(Collected data)

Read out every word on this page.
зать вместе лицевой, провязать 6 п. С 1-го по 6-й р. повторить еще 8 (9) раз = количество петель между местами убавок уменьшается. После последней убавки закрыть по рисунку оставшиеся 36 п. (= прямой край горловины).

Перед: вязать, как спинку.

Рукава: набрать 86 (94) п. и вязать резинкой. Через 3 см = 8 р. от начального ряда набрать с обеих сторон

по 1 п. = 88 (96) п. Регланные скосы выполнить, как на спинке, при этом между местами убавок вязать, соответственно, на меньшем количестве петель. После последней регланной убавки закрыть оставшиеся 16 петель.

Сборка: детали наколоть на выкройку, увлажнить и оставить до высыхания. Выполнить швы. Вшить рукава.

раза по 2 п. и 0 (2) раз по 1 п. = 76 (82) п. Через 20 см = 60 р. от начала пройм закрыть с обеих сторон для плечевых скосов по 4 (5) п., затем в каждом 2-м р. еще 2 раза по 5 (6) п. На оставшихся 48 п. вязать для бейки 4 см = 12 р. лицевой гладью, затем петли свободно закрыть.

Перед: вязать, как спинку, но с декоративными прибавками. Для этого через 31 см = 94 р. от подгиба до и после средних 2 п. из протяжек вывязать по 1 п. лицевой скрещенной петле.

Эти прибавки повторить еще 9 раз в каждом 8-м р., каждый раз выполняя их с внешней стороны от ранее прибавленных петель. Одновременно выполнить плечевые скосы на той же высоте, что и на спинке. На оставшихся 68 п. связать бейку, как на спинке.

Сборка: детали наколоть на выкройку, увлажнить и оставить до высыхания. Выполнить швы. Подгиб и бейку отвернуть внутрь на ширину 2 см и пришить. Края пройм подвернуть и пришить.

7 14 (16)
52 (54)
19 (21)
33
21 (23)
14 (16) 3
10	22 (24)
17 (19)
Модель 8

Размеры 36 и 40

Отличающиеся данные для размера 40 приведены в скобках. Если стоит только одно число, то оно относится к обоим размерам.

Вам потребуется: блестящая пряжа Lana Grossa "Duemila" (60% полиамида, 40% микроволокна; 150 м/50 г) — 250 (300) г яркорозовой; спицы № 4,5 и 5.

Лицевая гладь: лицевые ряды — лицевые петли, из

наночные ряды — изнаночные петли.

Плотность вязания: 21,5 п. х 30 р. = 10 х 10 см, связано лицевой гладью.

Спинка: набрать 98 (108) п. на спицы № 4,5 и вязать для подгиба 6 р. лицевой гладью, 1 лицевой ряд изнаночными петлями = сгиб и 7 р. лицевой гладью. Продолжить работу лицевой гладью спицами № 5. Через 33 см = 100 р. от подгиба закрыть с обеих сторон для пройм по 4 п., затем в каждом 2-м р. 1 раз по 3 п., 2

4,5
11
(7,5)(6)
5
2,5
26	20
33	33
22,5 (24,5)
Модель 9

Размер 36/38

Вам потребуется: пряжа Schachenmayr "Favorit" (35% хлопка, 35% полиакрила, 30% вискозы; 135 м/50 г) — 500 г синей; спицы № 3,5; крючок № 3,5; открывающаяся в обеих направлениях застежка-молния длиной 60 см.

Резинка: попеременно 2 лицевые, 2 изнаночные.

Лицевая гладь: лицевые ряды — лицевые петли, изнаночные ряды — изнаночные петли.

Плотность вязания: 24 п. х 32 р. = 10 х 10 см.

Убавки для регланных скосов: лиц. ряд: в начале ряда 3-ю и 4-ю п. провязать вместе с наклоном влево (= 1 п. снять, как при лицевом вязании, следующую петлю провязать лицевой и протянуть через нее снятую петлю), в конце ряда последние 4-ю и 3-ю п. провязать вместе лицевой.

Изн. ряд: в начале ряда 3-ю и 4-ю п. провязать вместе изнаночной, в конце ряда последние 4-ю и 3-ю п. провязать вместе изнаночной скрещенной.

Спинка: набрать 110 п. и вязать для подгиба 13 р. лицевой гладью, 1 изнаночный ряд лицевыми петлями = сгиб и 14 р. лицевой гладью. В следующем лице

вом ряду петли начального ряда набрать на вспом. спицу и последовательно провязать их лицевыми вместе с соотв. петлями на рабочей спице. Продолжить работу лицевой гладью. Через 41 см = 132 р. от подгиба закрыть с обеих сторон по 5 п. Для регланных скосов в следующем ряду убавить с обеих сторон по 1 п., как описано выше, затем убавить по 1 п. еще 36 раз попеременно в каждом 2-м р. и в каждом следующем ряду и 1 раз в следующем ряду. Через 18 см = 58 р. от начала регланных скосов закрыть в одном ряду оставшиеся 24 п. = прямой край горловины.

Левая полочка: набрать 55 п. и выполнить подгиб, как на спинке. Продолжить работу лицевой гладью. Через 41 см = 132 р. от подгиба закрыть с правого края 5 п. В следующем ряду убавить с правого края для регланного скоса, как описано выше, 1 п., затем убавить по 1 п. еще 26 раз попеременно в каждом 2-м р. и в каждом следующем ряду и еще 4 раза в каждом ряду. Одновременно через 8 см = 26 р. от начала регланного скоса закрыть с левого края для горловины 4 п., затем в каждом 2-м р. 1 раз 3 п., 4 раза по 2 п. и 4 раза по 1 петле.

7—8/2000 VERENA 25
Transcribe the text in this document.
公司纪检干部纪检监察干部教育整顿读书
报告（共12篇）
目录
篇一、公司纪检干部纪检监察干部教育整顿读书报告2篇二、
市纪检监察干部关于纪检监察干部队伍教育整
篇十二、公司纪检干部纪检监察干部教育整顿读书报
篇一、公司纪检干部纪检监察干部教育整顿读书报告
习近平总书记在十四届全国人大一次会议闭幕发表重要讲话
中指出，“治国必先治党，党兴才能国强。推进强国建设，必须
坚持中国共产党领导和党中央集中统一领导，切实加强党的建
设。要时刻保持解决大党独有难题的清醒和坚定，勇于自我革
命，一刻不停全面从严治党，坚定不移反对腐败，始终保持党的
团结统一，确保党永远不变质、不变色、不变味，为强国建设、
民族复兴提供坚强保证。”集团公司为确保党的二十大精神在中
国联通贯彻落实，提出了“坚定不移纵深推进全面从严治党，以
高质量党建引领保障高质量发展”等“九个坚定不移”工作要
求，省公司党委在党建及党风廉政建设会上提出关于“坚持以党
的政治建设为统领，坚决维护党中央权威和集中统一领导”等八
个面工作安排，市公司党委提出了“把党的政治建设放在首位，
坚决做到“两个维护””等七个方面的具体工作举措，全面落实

▸ WHAT THE TASK ASKS
Return every line holding the word "Спинка" from the records.

▸ PROBLEM SOLUTION
Спинка: набрать 98 (108) п. на спицы № 4,5 и вязать для подгиба 6 р. лицевой гладью, 1 лицевой ряд изнаночными петлями = сгиб и 7 р. лицевой гладью. Продолжить работу лицевой гладью спицами № 5. Через 33 см = 100 р. от подгиба закрыть с обеих сторон для пройм по 4 п., затем в каждом 2-м р. 1 раз по 3 п., 2
Спинка: набрать 110 п. и вязать для подгиба 13 р. лицевой гладью, 1 изнаночный ряд лицевыми петлями = сгиб и 14 р. лицевой гладью. В следующем лице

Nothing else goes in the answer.